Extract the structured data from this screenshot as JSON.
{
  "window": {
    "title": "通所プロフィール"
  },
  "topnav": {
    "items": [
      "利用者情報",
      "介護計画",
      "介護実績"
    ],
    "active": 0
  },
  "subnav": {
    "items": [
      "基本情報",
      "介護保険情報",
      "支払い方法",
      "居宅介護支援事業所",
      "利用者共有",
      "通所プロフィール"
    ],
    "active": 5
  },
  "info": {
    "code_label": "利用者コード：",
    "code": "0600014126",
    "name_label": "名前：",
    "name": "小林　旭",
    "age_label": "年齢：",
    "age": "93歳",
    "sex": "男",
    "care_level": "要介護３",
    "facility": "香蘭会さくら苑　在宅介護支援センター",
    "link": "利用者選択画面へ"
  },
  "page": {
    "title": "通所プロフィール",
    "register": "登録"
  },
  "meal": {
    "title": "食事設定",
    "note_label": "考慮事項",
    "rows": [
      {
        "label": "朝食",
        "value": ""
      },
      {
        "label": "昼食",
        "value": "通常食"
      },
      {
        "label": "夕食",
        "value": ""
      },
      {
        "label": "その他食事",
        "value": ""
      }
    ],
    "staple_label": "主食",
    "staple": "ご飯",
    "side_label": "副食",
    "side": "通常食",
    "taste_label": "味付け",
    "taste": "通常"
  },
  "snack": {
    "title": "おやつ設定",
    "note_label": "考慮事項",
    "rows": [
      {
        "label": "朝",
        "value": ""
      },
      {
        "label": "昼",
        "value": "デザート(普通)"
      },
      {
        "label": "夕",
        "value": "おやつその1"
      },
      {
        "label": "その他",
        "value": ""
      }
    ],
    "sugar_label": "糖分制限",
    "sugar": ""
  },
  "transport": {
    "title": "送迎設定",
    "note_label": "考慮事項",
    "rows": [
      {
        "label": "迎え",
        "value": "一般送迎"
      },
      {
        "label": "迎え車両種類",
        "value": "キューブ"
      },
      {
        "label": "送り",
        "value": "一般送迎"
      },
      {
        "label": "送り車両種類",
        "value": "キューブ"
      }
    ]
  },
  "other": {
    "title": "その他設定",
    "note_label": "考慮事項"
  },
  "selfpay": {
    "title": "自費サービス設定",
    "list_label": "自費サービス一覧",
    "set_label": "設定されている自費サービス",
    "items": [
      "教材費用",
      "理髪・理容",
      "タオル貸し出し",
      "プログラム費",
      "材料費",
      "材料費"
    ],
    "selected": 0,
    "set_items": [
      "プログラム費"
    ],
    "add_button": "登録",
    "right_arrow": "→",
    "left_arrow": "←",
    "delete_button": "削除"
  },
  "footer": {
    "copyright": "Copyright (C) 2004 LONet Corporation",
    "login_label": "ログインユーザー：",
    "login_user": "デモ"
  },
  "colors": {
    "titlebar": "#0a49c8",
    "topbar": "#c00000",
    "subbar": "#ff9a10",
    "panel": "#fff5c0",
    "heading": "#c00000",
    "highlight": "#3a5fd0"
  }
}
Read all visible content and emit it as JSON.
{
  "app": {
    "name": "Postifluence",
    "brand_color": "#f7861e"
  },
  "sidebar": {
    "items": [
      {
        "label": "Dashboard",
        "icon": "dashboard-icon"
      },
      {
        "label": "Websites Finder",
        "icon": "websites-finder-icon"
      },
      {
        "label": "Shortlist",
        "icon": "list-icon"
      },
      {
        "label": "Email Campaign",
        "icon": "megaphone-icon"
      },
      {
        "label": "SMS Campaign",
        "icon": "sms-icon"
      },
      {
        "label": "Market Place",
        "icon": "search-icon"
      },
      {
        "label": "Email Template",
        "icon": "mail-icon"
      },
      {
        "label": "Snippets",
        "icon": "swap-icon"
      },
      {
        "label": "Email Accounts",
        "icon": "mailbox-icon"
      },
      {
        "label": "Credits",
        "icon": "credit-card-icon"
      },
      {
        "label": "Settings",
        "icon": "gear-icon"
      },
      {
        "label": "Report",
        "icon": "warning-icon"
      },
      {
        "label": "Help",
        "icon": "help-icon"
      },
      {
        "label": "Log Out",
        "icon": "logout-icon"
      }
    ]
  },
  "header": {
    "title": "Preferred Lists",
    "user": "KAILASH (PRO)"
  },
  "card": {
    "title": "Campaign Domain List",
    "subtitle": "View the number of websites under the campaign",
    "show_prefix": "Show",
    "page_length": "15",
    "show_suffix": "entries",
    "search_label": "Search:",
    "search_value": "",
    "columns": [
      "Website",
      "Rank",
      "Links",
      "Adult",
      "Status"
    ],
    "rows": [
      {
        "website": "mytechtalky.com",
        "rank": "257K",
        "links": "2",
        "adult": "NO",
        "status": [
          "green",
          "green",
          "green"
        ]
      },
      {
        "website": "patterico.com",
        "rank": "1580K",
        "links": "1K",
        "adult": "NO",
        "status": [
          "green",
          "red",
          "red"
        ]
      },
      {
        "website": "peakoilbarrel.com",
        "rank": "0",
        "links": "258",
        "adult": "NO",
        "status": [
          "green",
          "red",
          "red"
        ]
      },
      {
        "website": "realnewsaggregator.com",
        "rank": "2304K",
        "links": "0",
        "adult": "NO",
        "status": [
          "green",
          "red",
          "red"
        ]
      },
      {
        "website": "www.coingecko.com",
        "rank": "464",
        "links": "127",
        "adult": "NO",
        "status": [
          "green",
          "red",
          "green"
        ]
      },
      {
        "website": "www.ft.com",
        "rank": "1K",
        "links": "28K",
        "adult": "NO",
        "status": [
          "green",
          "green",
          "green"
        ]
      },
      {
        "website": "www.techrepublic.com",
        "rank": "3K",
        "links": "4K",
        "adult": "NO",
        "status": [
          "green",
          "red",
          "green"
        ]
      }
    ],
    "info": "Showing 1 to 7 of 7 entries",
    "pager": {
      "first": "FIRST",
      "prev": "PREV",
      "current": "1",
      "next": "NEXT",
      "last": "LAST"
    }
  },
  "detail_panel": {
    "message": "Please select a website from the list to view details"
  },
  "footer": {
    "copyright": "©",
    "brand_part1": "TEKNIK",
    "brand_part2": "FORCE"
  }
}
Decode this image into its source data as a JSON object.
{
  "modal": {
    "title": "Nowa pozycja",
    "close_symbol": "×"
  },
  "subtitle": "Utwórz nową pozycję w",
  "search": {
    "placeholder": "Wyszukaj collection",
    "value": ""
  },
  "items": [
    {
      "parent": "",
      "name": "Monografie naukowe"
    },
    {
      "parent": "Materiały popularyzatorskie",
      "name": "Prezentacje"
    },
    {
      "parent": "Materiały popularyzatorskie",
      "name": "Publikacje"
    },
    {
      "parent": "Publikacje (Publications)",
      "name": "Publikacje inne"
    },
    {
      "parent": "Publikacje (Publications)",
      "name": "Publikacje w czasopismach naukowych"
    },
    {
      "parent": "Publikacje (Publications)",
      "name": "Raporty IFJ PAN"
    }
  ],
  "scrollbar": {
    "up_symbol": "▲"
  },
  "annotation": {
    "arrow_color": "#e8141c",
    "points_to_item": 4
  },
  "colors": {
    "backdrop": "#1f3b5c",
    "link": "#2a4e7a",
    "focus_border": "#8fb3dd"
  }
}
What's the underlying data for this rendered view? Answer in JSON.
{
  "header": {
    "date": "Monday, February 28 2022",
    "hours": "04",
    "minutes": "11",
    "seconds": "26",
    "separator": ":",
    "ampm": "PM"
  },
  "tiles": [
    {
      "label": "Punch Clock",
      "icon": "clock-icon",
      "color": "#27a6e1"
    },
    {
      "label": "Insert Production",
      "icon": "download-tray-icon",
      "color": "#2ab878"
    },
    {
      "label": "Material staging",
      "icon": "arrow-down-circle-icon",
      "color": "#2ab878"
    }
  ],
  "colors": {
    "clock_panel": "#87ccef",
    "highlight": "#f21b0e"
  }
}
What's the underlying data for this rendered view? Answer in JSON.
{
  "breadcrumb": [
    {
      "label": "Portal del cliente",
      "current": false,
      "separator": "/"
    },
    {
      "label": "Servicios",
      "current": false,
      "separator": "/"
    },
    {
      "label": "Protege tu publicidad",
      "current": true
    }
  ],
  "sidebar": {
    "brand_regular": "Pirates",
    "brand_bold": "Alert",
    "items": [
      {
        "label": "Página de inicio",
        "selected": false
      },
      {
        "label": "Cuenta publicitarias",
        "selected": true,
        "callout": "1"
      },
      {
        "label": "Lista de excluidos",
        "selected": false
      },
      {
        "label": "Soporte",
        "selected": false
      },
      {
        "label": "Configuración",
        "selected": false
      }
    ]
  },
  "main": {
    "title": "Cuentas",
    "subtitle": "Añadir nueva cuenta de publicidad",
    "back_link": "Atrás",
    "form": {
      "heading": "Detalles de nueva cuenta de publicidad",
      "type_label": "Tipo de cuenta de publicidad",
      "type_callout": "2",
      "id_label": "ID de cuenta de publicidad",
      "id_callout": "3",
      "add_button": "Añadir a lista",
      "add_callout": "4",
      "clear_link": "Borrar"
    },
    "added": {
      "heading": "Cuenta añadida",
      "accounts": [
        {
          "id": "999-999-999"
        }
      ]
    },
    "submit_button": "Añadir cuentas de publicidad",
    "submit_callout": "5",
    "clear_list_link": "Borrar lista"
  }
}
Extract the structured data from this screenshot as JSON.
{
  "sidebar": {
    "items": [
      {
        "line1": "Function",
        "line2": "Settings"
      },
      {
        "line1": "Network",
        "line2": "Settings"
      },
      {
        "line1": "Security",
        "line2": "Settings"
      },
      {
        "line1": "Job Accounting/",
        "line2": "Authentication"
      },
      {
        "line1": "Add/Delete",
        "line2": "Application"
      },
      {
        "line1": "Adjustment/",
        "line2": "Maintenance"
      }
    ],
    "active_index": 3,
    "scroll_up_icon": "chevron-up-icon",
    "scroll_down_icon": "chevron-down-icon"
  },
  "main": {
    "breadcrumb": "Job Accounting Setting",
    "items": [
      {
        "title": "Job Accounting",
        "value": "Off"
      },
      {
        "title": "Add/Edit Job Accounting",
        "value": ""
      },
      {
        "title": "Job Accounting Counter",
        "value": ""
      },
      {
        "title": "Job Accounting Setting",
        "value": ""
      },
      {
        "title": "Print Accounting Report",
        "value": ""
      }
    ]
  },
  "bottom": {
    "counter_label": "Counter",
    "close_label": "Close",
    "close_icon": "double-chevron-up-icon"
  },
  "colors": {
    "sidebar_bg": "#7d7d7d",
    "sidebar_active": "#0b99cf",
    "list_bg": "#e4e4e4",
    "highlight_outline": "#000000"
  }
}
════════════════════
▸ **What you need to do**
Collect the lines of the records that include the string "通所プロフィール".

▸ **Result below**
    "title": "通所プロフィール"
      "通所プロフィール"
    "title": "通所プロフィール",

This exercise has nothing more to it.